### Aim of the exercise:
All of the listing below must be repeated word for word. Pictures are the only thing to omit.

### Supplied entries:
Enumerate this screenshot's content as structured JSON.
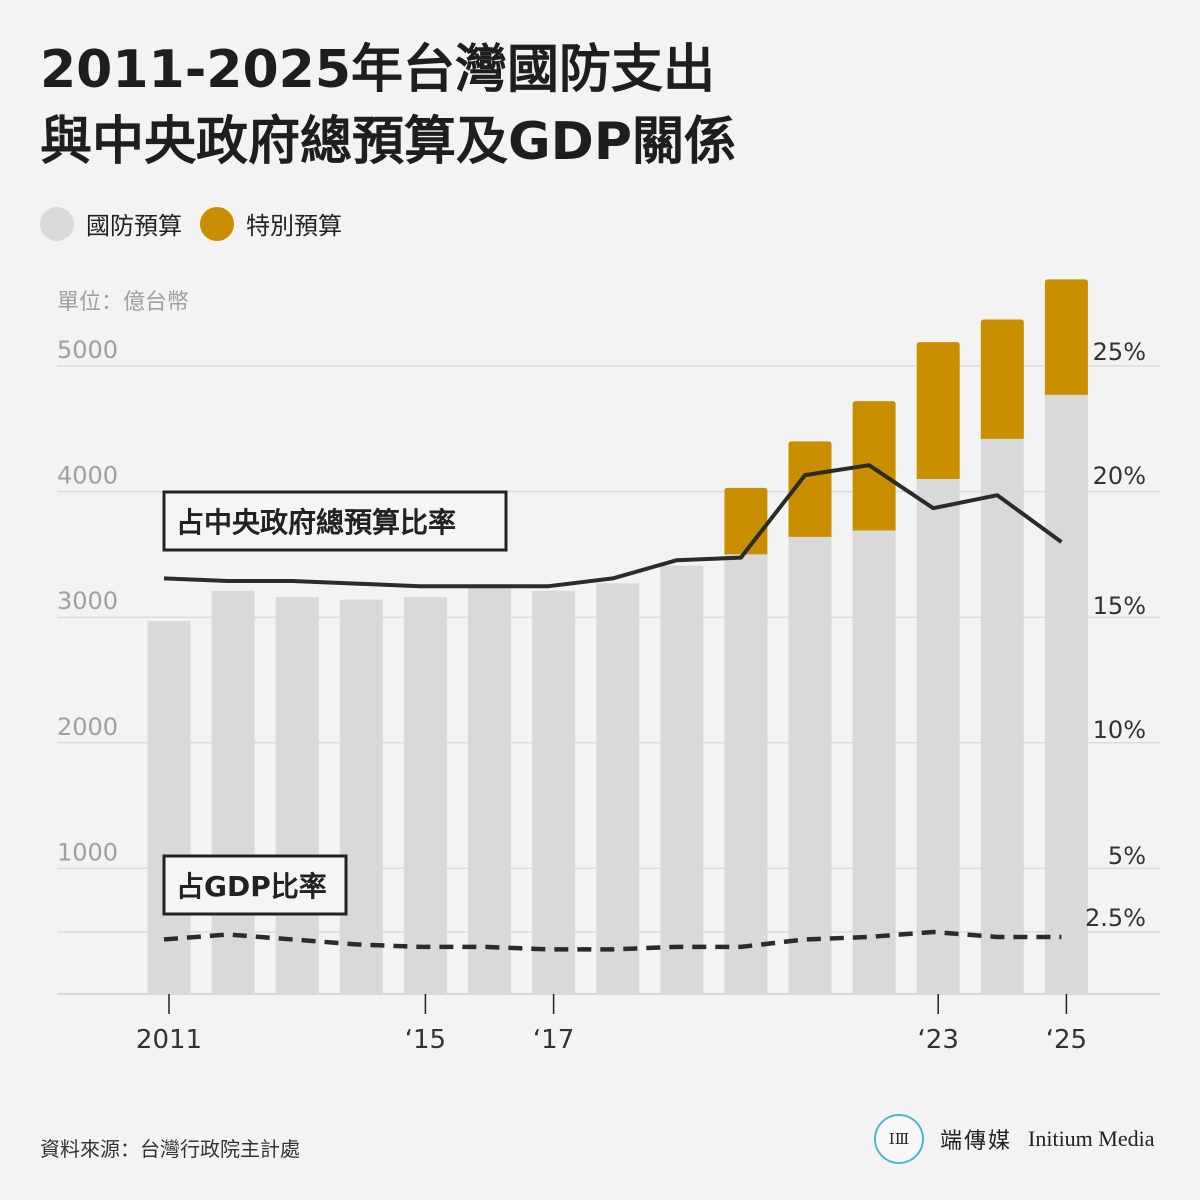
{
  "title": {
    "line1": "2011-2025年台灣國防支出",
    "line2": "與中央政府總預算及GDP關係"
  },
  "legend": [
    {
      "label": "國防預算",
      "color": "#d9d9d9"
    },
    {
      "label": "特別預算",
      "color": "#c98f00"
    }
  ],
  "colors": {
    "regular_budget": "#d9d9d9",
    "special_budget": "#c98f00",
    "line": "#2b2b2b",
    "grid": "#dcdcdc",
    "axis_text": "#a0a0a0"
  },
  "chart_data": {
    "type": "bar",
    "unit_label": "單位：億台幣",
    "years": [
      2011,
      2012,
      2013,
      2014,
      2015,
      2016,
      2017,
      2018,
      2019,
      2020,
      2021,
      2022,
      2023,
      2024,
      2025
    ],
    "x_tick_labels": [
      {
        "year": 2011,
        "label": "2011"
      },
      {
        "year": 2015,
        "label": "‘15"
      },
      {
        "year": 2017,
        "label": "‘17"
      },
      {
        "year": 2023,
        "label": "‘23"
      },
      {
        "year": 2025,
        "label": "‘25"
      }
    ],
    "y_left": {
      "ticks": [
        1000,
        2000,
        3000,
        4000,
        5000
      ],
      "ylim": [
        0,
        5060
      ]
    },
    "y_right": {
      "ticks": [
        "25%",
        "20%",
        "15%",
        "10%",
        "5%",
        "2.5%"
      ]
    },
    "series": [
      {
        "name": "國防預算",
        "values": [
          2970,
          3210,
          3160,
          3140,
          3160,
          3230,
          3210,
          3270,
          3410,
          3500,
          3640,
          3690,
          4100,
          4420,
          4770
        ]
      },
      {
        "name": "特別預算",
        "values": [
          0,
          0,
          0,
          0,
          0,
          0,
          0,
          0,
          0,
          530,
          760,
          1030,
          1090,
          950,
          920
        ]
      }
    ],
    "lines": [
      {
        "name": "占中央政府總預算比率",
        "style": "solid",
        "values": [
          16.6,
          16.5,
          16.5,
          16.4,
          16.3,
          16.3,
          16.3,
          16.6,
          17.3,
          17.4,
          20.6,
          21.0,
          19.3,
          19.8,
          18.0
        ]
      },
      {
        "name": "占GDP比率",
        "style": "dashed",
        "values": [
          2.2,
          2.4,
          2.2,
          2.0,
          1.9,
          1.9,
          1.8,
          1.8,
          1.9,
          1.9,
          2.2,
          2.3,
          2.5,
          2.3,
          2.3
        ]
      }
    ],
    "line_labels": [
      "占中央政府總預算比率",
      "占GDP比率"
    ]
  },
  "source": "資料來源：台灣行政院主計處",
  "logo": {
    "mark": "IⅢ",
    "cn": "端傳媒",
    "en": "Initium Media"
  }
}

### Expected output:
Enumerate this screenshot's content as structured JSON.
{
  "title": {
    "line1": "2011-2025年台灣國防支出",
    "line2": "與中央政府總預算及GDP關係"
  },
  "legend": [
    {
      "label": "國防預算",
      "color": "#d9d9d9"
    },
    {
      "label": "特別預算",
      "color": "#c98f00"
    }
  ],
  "colors": {
    "regular_budget": "#d9d9d9",
    "special_budget": "#c98f00",
    "line": "#2b2b2b",
    "grid": "#dcdcdc",
    "axis_text": "#a0a0a0"
  },
  "chart_data": {
    "type": "bar",
    "unit_label": "單位：億台幣",
    "years": [
      2011,
      2012,
      2013,
      2014,
      2015,
      2016,
      2017,
      2018,
      2019,
      2020,
      2021,
      2022,
      2023,
      2024,
      2025
    ],
    "x_tick_labels": [
      {
        "year": 2011,
        "label": "2011"
      },
      {
        "year": 2015,
        "label": "‘15"
      },
      {
        "year": 2017,
        "label": "‘17"
      },
      {
        "year": 2023,
        "label": "‘23"
      },
      {
        "year": 2025,
        "label": "‘25"
      }
    ],
    "y_left": {
      "ticks": [
        1000,
        2000,
        3000,
        4000,
        5000
      ],
      "ylim": [
        0,
        5060
      ]
    },
    "y_right": {
      "ticks": [
        "25%",
        "20%",
        "15%",
        "10%",
        "5%",
        "2.5%"
      ]
    },
    "series": [
      {
        "name": "國防預算",
        "values": [
          2970,
          3210,
          3160,
          3140,
          3160,
          3230,
          3210,
          3270,
          3410,
          3500,
          3640,
          3690,
          4100,
          4420,
          4770
        ]
      },
      {
        "name": "特別預算",
        "values": [
          0,
          0,
          0,
          0,
          0,
          0,
          0,
          0,
          0,
          530,
          760,
          1030,
          1090,
          950,
          920
        ]
      }
    ],
    "lines": [
      {
        "name": "占中央政府總預算比率",
        "style": "solid",
        "values": [
          16.6,
          16.5,
          16.5,
          16.4,
          16.3,
          16.3,
          16.3,
          16.6,
          17.3,
          17.4,
          20.6,
          21.0,
          19.3,
          19.8,
          18.0
        ]
      },
      {
        "name": "占GDP比率",
        "style": "dashed",
        "values": [
          2.2,
          2.4,
          2.2,
          2.0,
          1.9,
          1.9,
          1.8,
          1.8,
          1.9,
          1.9,
          2.2,
          2.3,
          2.5,
          2.3,
          2.3
        ]
      }
    ],
    "line_labels": [
      "占中央政府總預算比率",
      "占GDP比率"
    ]
  },
  "source": "資料來源：台灣行政院主計處",
  "logo": {
    "mark": "IⅢ",
    "cn": "端傳媒",
    "en": "Initium Media"
  }
}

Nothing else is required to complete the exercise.